### [PROBLEM DETAILS]
Copy out all of the data exactly as it appears.

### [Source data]
++++++

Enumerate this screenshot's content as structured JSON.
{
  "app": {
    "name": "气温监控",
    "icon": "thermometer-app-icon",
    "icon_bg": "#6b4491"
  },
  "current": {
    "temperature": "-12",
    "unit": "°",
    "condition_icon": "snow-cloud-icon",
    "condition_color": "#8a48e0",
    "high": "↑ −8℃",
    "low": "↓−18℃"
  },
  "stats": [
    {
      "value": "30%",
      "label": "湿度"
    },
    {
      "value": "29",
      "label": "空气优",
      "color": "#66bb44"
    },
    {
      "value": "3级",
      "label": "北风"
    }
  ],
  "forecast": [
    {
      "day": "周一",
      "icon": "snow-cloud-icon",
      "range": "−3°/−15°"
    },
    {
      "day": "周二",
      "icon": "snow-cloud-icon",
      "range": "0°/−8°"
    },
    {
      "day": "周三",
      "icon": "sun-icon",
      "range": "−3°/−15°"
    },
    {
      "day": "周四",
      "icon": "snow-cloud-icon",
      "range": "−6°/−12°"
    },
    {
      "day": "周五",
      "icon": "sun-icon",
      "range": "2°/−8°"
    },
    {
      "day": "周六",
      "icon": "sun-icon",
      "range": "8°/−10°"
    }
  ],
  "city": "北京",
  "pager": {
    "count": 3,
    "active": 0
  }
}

++++++

### [REPLY]
Enumerate this screenshot's content as structured JSON.
{
  "app": {
    "name": "气温监控",
    "icon": "thermometer-app-icon",
    "icon_bg": "#6b4491"
  },
  "current": {
    "temperature": "-12",
    "unit": "°",
    "condition_icon": "snow-cloud-icon",
    "condition_color": "#8a48e0",
    "high": "↑ −8℃",
    "low": "↓−18℃"
  },
  "stats": [
    {
      "value": "30%",
      "label": "湿度"
    },
    {
      "value": "29",
      "label": "空气优",
      "color": "#66bb44"
    },
    {
      "value": "3级",
      "label": "北风"
    }
  ],
  "forecast": [
    {
      "day": "周一",
      "icon": "snow-cloud-icon",
      "range": "−3°/−15°"
    },
    {
      "day": "周二",
      "icon": "snow-cloud-icon",
      "range": "0°/−8°"
    },
    {
      "day": "周三",
      "icon": "sun-icon",
      "range": "−3°/−15°"
    },
    {
      "day": "周四",
      "icon": "snow-cloud-icon",
      "range": "−6°/−12°"
    },
    {
      "day": "周五",
      "icon": "sun-icon",
      "range": "2°/−8°"
    },
    {
      "day": "周六",
      "icon": "sun-icon",
      "range": "8°/−10°"
    }
  ],
  "city": "北京",
  "pager": {
    "count": 3,
    "active": 0
  }
}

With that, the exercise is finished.